#### EXERCISE DETAILS
Print every record below exactly as written.

## begin SUPPLIED MATERIAL

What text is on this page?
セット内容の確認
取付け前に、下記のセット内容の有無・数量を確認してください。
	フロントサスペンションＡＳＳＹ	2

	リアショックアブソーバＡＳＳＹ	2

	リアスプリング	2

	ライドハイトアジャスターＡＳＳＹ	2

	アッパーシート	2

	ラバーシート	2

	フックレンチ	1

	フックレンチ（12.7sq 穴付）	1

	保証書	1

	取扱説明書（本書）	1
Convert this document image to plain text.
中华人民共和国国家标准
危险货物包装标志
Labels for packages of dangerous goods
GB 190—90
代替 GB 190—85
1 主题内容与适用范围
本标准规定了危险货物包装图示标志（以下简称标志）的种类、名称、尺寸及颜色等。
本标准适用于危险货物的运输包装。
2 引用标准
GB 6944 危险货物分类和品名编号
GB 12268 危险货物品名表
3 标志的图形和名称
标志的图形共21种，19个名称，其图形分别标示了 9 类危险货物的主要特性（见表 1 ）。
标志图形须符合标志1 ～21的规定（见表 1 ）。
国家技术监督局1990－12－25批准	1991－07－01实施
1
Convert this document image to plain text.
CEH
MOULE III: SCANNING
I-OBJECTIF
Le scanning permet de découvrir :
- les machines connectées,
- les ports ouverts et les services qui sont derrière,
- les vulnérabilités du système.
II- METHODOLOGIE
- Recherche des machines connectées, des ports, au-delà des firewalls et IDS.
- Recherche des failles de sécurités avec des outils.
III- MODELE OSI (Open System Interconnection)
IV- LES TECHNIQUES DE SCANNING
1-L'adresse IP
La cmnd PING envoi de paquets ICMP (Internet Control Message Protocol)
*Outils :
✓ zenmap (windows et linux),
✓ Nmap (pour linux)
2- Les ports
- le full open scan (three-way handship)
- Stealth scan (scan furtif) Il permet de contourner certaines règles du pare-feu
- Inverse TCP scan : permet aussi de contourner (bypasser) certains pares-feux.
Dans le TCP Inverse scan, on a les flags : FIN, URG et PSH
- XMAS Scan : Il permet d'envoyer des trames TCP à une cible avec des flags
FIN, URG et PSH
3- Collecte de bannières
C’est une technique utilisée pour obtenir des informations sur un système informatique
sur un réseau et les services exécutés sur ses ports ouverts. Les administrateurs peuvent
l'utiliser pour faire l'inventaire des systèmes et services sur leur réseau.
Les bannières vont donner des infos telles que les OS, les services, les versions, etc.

## end SUPPLIED MATERIAL

#### FULL ANSWER
What text is on this page?
セット内容の確認
取付け前に、下記のセット内容の有無・数量を確認してください。
	フロントサスペンションＡＳＳＹ	2

	リアショックアブソーバＡＳＳＹ	2

	リアスプリング	2

	ライドハイトアジャスターＡＳＳＹ	2

	アッパーシート	2

	ラバーシート	2

	フックレンチ	1

	フックレンチ（12.7sq 穴付）	1

	保証書	1

	取扱説明書（本書）	1
Convert this document image to plain text.
中华人民共和国国家标准
危险货物包装标志
Labels for packages of dangerous goods
GB 190—90
代替 GB 190—85
1 主题内容与适用范围
本标准规定了危险货物包装图示标志（以下简称标志）的种类、名称、尺寸及颜色等。
本标准适用于危险货物的运输包装。
2 引用标准
GB 6944 危险货物分类和品名编号
GB 12268 危险货物品名表
3 标志的图形和名称
标志的图形共21种，19个名称，其图形分别标示了 9 类危险货物的主要特性（见表 1 ）。
标志图形须符合标志1 ～21的规定（见表 1 ）。
国家技术监督局1990－12－25批准	1991－07－01实施
1
Convert this document image to plain text.
CEH
MOULE III: SCANNING
I-OBJECTIF
Le scanning permet de découvrir :
- les machines connectées,
- les ports ouverts et les services qui sont derrière,
- les vulnérabilités du système.
II- METHODOLOGIE
- Recherche des machines connectées, des ports, au-delà des firewalls et IDS.
- Recherche des failles de sécurités avec des outils.
III- MODELE OSI (Open System Interconnection)
IV- LES TECHNIQUES DE SCANNING
1-L'adresse IP
La cmnd PING envoi de paquets ICMP (Internet Control Message Protocol)
*Outils :
✓ zenmap (windows et linux),
✓ Nmap (pour linux)
2- Les ports
- le full open scan (three-way handship)
- Stealth scan (scan furtif) Il permet de contourner certaines règles du pare-feu
- Inverse TCP scan : permet aussi de contourner (bypasser) certains pares-feux.
Dans le TCP Inverse scan, on a les flags : FIN, URG et PSH
- XMAS Scan : Il permet d'envoyer des trames TCP à une cible avec des flags
FIN, URG et PSH
3- Collecte de bannières
C’est une technique utilisée pour obtenir des informations sur un système informatique
sur un réseau et les services exécutés sur ses ports ouverts. Les administrateurs peuvent
l'utiliser pour faire l'inventaire des systèmes et services sur leur réseau.
Les bannières vont donner des infos telles que les OS, les services, les versions, etc.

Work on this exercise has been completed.